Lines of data
_ _ _ _

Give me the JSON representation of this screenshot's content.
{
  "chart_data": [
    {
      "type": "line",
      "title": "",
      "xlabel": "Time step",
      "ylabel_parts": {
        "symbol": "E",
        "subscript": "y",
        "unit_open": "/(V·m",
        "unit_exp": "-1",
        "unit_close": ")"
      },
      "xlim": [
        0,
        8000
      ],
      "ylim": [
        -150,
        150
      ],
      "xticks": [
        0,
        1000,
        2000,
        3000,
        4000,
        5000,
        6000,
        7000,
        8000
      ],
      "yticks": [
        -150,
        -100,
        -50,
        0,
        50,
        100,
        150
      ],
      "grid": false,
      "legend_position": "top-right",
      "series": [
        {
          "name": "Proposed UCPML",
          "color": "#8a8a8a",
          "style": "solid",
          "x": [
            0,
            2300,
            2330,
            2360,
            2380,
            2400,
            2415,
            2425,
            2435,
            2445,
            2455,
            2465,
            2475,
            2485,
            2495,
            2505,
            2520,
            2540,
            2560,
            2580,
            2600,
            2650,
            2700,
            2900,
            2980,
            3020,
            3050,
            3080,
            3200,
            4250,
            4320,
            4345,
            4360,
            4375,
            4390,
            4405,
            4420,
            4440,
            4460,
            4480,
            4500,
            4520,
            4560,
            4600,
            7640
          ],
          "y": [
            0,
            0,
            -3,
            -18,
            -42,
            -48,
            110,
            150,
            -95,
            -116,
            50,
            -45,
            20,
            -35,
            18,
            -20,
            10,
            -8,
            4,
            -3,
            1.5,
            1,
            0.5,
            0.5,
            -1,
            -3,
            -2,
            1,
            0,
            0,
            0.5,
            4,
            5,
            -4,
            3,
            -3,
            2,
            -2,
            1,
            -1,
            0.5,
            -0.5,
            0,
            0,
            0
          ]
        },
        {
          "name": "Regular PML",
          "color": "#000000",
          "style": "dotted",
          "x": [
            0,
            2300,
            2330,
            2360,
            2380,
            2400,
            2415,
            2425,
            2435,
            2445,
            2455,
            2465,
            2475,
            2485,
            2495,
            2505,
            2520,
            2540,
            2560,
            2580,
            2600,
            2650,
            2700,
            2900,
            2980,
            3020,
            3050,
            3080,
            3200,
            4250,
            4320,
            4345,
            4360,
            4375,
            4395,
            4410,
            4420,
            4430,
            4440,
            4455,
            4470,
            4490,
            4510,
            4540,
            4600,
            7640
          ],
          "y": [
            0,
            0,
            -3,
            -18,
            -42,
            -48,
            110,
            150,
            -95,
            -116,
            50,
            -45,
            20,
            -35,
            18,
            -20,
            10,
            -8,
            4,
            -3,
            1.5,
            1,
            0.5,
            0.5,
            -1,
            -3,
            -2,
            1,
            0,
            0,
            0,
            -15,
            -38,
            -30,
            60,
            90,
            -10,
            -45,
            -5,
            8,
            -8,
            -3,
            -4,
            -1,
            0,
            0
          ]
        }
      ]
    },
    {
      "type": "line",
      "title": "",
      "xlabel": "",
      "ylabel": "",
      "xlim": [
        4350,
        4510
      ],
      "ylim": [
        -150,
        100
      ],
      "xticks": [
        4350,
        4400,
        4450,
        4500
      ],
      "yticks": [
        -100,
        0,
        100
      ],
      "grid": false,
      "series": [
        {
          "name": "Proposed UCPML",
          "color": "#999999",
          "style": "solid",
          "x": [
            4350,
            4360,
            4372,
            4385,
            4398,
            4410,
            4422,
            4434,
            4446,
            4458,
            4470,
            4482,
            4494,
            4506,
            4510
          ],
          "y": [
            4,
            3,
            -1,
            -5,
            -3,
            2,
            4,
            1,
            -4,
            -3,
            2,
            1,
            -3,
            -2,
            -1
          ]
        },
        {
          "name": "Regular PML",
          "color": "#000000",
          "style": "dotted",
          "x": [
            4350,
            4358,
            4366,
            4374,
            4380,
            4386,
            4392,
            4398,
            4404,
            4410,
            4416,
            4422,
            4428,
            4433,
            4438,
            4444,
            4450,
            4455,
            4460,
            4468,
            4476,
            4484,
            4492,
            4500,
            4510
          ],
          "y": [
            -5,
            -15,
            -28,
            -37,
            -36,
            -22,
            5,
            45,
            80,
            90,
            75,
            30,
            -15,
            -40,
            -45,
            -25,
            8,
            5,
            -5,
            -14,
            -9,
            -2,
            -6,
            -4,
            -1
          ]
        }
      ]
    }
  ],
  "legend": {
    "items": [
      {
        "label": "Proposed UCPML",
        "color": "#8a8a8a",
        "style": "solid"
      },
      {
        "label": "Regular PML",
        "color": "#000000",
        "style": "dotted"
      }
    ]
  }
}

_ _ _ _

■ **Problem details**: Using the listing above, reproduce each line without omission.

■ **Task solution**:
Give me the JSON representation of this screenshot's content.
{
  "chart_data": [
    {
      "type": "line",
      "title": "",
      "xlabel": "Time step",
      "ylabel_parts": {
        "symbol": "E",
        "subscript": "y",
        "unit_open": "/(V·m",
        "unit_exp": "-1",
        "unit_close": ")"
      },
      "xlim": [
        0,
        8000
      ],
      "ylim": [
        -150,
        150
      ],
      "xticks": [
        0,
        1000,
        2000,
        3000,
        4000,
        5000,
        6000,
        7000,
        8000
      ],
      "yticks": [
        -150,
        -100,
        -50,
        0,
        50,
        100,
        150
      ],
      "grid": false,
      "legend_position": "top-right",
      "series": [
        {
          "name": "Proposed UCPML",
          "color": "#8a8a8a",
          "style": "solid",
          "x": [
            0,
            2300,
            2330,
            2360,
            2380,
            2400,
            2415,
            2425,
            2435,
            2445,
            2455,
            2465,
            2475,
            2485,
            2495,
            2505,
            2520,
            2540,
            2560,
            2580,
            2600,
            2650,
            2700,
            2900,
            2980,
            3020,
            3050,
            3080,
            3200,
            4250,
            4320,
            4345,
            4360,
            4375,
            4390,
            4405,
            4420,
            4440,
            4460,
            4480,
            4500,
            4520,
            4560,
            4600,
            7640
          ],
          "y": [
            0,
            0,
            -3,
            -18,
            -42,
            -48,
            110,
            150,
            -95,
            -116,
            50,
            -45,
            20,
            -35,
            18,
            -20,
            10,
            -8,
            4,
            -3,
            1.5,
            1,
            0.5,
            0.5,
            -1,
            -3,
            -2,
            1,
            0,
            0,
            0.5,
            4,
            5,
            -4,
            3,
            -3,
            2,
            -2,
            1,
            -1,
            0.5,
            -0.5,
            0,
            0,
            0
          ]
        },
        {
          "name": "Regular PML",
          "color": "#000000",
          "style": "dotted",
          "x": [
            0,
            2300,
            2330,
            2360,
            2380,
            2400,
            2415,
            2425,
            2435,
            2445,
            2455,
            2465,
            2475,
            2485,
            2495,
            2505,
            2520,
            2540,
            2560,
            2580,
            2600,
            2650,
            2700,
            2900,
            2980,
            3020,
            3050,
            3080,
            3200,
            4250,
            4320,
            4345,
            4360,
            4375,
            4395,
            4410,
            4420,
            4430,
            4440,
            4455,
            4470,
            4490,
            4510,
            4540,
            4600,
            7640
          ],
          "y": [
            0,
            0,
            -3,
            -18,
            -42,
            -48,
            110,
            150,
            -95,
            -116,
            50,
            -45,
            20,
            -35,
            18,
            -20,
            10,
            -8,
            4,
            -3,
            1.5,
            1,
            0.5,
            0.5,
            -1,
            -3,
            -2,
            1,
            0,
            0,
            0,
            -15,
            -38,
            -30,
            60,
            90,
            -10,
            -45,
            -5,
            8,
            -8,
            -3,
            -4,
            -1,
            0,
            0
          ]
        }
      ]
    },
    {
      "type": "line",
      "title": "",
      "xlabel": "",
      "ylabel": "",
      "xlim": [
        4350,
        4510
      ],
      "ylim": [
        -150,
        100
      ],
      "xticks": [
        4350,
        4400,
        4450,
        4500
      ],
      "yticks": [
        -100,
        0,
        100
      ],
      "grid": false,
      "series": [
        {
          "name": "Proposed UCPML",
          "color": "#999999",
          "style": "solid",
          "x": [
            4350,
            4360,
            4372,
            4385,
            4398,
            4410,
            4422,
            4434,
            4446,
            4458,
            4470,
            4482,
            4494,
            4506,
            4510
          ],
          "y": [
            4,
            3,
            -1,
            -5,
            -3,
            2,
            4,
            1,
            -4,
            -3,
            2,
            1,
            -3,
            -2,
            -1
          ]
        },
        {
          "name": "Regular PML",
          "color": "#000000",
          "style": "dotted",
          "x": [
            4350,
            4358,
            4366,
            4374,
            4380,
            4386,
            4392,
            4398,
            4404,
            4410,
            4416,
            4422,
            4428,
            4433,
            4438,
            4444,
            4450,
            4455,
            4460,
            4468,
            4476,
            4484,
            4492,
            4500,
            4510
          ],
          "y": [
            -5,
            -15,
            -28,
            -37,
            -36,
            -22,
            5,
            45,
            80,
            90,
            75,
            30,
            -15,
            -40,
            -45,
            -25,
            8,
            5,
            -5,
            -14,
            -9,
            -2,
            -6,
            -4,
            -1
          ]
        }
      ]
    }
  ],
  "legend": {
    "items": [
      {
        "label": "Proposed UCPML",
        "color": "#8a8a8a",
        "style": "solid"
      },
      {
        "label": "Regular PML",
        "color": "#000000",
        "style": "dotted"
      }
    ]
  }
}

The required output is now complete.